- **EXCERPT PROVIDED**:
********

Let me be a noticer of things in your world
instead of a dweller of my inner thoughts,
worries, and selfish longings
that only keep me distracted from you.

For when I uproot myself out of the present moment
and plant my focus on myself,
I rob myself of the joy
of witnessing your glory and beauty
all around me.

I have always been a highly observant person, picking out minor details that others often miss. On my morning walk in the woods today I noticed an old, wooden beam with rusted barbwire wrapped around the edges that had clearly once been a fence post. The problem was that I’d walked this path dozens of times before. Worse, it only stood a few inches off the trail.

What may seem an unimportant observation worried me. I should have noticed this a long time ago. But then again, maybe I’m not quite as observant as I once was…not since anxiety and worry have become a constant companion.

I sat there looking at that fence post, noticing for the first time the rotting wood and the crumbling decay of age. In my perifocal view I then noticed a bee hovering around a flower and insects crawling along the earth. I was struck with the realization that I have formed a habit of being so stuck inside my head observing my anxieties and worries that I have lost an awareness of the world around me.

I’ve decided I’m still a highly observant person; I’ve just been preoccupied with the wrong details. Anxiety and worry cause us to retreat inward, focusing on only our thoughts and feelings, preparing for the “what ifs” of the future. In the process they rob us of the joy and experience of life in the present moment.

********

(Page layout parsing data)
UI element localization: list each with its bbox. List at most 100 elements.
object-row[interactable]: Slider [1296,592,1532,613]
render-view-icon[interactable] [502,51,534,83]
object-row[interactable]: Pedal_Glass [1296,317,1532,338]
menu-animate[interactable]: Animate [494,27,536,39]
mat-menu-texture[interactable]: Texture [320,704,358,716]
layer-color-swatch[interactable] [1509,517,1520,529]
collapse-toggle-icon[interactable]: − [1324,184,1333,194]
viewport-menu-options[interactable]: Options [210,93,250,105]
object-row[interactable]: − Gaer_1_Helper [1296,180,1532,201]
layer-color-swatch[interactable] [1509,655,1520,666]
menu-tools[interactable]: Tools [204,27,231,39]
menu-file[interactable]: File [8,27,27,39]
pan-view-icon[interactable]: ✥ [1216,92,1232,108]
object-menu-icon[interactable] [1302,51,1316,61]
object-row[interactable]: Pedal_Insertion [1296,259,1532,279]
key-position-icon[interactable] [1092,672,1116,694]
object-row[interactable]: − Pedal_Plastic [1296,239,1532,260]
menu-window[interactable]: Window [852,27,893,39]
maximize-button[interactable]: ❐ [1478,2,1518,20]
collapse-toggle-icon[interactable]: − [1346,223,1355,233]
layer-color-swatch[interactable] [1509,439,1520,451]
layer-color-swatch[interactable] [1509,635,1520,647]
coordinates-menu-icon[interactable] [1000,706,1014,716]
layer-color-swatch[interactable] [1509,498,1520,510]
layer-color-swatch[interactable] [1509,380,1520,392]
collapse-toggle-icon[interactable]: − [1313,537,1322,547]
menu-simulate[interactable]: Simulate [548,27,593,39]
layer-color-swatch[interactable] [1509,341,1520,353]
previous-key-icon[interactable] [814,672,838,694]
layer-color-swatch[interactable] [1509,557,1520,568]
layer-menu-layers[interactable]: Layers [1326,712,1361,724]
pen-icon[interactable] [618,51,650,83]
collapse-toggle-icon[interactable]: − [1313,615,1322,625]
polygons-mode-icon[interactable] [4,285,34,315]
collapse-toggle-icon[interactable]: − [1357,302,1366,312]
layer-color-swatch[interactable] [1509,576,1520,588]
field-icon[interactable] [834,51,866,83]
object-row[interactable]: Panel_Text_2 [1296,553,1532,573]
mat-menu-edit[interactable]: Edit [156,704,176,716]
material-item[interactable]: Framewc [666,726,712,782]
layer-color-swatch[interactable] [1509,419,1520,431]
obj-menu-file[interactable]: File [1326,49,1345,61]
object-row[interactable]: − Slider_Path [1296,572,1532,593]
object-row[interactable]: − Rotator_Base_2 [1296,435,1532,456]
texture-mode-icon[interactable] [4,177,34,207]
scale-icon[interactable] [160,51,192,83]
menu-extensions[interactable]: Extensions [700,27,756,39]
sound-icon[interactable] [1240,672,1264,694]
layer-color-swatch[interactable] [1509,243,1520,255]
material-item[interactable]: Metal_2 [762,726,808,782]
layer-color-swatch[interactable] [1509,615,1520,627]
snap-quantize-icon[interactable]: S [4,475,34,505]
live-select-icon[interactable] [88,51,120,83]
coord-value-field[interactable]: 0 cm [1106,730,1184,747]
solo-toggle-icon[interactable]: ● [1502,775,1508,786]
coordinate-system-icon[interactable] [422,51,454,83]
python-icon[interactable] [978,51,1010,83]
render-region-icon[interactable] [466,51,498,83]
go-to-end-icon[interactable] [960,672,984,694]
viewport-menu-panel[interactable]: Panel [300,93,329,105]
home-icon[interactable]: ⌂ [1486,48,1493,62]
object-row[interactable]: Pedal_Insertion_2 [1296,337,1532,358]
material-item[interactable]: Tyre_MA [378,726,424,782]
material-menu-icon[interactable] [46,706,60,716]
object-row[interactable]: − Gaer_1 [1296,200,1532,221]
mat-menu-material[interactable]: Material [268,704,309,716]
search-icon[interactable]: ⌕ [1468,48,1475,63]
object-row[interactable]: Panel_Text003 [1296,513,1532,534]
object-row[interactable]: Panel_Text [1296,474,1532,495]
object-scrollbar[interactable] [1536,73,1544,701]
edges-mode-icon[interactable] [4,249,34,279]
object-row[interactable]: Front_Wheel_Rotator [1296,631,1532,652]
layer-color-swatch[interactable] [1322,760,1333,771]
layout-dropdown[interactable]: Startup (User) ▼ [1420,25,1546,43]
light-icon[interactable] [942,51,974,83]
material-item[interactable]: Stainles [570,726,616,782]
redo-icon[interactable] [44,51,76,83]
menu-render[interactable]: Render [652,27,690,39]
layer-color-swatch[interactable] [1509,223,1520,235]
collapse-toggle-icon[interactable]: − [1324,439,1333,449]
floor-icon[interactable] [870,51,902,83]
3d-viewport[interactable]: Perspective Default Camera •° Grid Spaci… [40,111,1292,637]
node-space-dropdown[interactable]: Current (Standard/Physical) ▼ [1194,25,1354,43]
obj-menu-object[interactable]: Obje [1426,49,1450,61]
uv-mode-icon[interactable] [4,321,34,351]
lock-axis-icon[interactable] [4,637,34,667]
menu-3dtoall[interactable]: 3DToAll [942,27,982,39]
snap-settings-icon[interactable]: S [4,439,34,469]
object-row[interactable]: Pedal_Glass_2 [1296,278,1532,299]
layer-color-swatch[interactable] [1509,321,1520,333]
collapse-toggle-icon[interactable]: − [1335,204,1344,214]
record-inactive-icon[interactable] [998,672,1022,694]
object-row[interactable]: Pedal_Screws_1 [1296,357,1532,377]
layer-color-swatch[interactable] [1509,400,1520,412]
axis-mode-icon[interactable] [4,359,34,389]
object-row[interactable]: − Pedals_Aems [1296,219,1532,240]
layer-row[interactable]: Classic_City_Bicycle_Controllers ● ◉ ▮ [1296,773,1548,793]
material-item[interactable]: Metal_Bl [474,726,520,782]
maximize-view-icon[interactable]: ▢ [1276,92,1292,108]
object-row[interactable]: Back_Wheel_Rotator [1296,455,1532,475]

********

- **CHECK YOUR UNDERSTANDING**:
**1.** Answer these questions about the reflection on anxiety and noticing:
(a) What was wrapped around the edges of the old wooden beam on the walk?
(b) How far off the trail did the beam stand?
(c) While sitting and looking at the fence post, what living things did the writer notice next?
**2.** Carry on the reflection on anxiety and noticing from its last sentence.

- **WRITTEN ANSWERS**:
**1.**
(a) Rusted barbwire.
(b) Only a few inches.
(c) A bee hovering around a flower and insects crawling along the earth.

**2.**
God dwells in the here and now. God speaks in the present. God walks with us in this moment. When we try to place ourselves in the future, we make no room for God. For the future is determined by His will, not ours. And that is what anxiety and fear inspire us to do, don’t they? To just sprint past God and try to prepare, plan, and control what happens next. We lack faith in God’s providence, so we seek out our own providence. We are finite creatures who are not built to withstand that kind of responsibility. When we put ourselves in control of managing our future, we collapse under the weight of worry.

Even more importantly, when we are constantly distracted by our worries and removed from the here and now, we miss out on the wonderful experience of witnessing God’s glory and beauty all around us.  The beauty of a sunset, the feeling of the wind against your skin, the magic of the leaves changing colors, the love in another’s eyes, the wisdom God passes on in seemingly unimportant things.

It’s a hard fight to pull yourself out of your own head and leave all the worrying behind. It’s maybe an even harder fight to trust in God. But there are opportunities for redemption all around us, yet we have to be attentive to the present moment to recognize them. If we remain focused on the incessant cycle of self-centered thoughts, we deny ourselves the gift of seeing God’s divine presence right here, right now.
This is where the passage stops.